» Task to carry out:
Copy out the listing exactly.
◆ ◆ ◆
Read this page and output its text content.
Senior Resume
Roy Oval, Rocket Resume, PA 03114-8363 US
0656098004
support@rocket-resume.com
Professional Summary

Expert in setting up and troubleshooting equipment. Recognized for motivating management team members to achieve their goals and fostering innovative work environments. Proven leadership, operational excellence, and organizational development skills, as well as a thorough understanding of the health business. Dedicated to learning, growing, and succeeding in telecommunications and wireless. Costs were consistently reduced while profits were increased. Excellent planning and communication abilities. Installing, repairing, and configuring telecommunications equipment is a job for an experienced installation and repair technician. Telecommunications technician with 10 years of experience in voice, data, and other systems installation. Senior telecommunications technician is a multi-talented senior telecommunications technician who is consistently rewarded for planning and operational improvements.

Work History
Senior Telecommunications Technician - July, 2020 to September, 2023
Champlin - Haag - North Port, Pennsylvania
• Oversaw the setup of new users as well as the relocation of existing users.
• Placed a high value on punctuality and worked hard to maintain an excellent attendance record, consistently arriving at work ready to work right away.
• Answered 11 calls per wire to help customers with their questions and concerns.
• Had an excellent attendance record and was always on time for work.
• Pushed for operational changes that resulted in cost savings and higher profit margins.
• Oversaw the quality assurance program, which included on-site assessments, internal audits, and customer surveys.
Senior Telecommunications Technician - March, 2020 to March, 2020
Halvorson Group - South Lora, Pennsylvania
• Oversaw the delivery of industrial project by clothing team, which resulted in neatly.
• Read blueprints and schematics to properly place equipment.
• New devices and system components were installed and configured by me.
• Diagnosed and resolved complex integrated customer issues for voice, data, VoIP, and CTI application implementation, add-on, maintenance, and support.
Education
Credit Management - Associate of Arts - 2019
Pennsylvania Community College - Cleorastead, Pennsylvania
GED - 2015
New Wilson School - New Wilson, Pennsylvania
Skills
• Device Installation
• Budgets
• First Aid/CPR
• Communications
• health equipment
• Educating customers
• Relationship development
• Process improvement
◆ ◆ ◆
» The completed task:
Read this page and output its text content.
Senior Resume
Roy Oval, Rocket Resume, PA 03114-8363 US
0656098004
support@rocket-resume.com
Professional Summary

Expert in setting up and troubleshooting equipment. Recognized for motivating management team members to achieve their goals and fostering innovative work environments. Proven leadership, operational excellence, and organizational development skills, as well as a thorough understanding of the health business. Dedicated to learning, growing, and succeeding in telecommunications and wireless. Costs were consistently reduced while profits were increased. Excellent planning and communication abilities. Installing, repairing, and configuring telecommunications equipment is a job for an experienced installation and repair technician. Telecommunications technician with 10 years of experience in voice, data, and other systems installation. Senior telecommunications technician is a multi-talented senior telecommunications technician who is consistently rewarded for planning and operational improvements.

Work History
Senior Telecommunications Technician - July, 2020 to September, 2023
Champlin - Haag - North Port, Pennsylvania
• Oversaw the setup of new users as well as the relocation of existing users.
• Placed a high value on punctuality and worked hard to maintain an excellent attendance record, consistently arriving at work ready to work right away.
• Answered 11 calls per wire to help customers with their questions and concerns.
• Had an excellent attendance record and was always on time for work.
• Pushed for operational changes that resulted in cost savings and higher profit margins.
• Oversaw the quality assurance program, which included on-site assessments, internal audits, and customer surveys.
Senior Telecommunications Technician - March, 2020 to March, 2020
Halvorson Group - South Lora, Pennsylvania
• Oversaw the delivery of industrial project by clothing team, which resulted in neatly.
• Read blueprints and schematics to properly place equipment.
• New devices and system components were installed and configured by me.
• Diagnosed and resolved complex integrated customer issues for voice, data, VoIP, and CTI application implementation, add-on, maintenance, and support.
Education
Credit Management - Associate of Arts - 2019
Pennsylvania Community College - Cleorastead, Pennsylvania
GED - 2015
New Wilson School - New Wilson, Pennsylvania
Skills
• Device Installation
• Budgets
• First Aid/CPR
• Communications
• health equipment
• Educating customers
• Relationship development
• Process improvement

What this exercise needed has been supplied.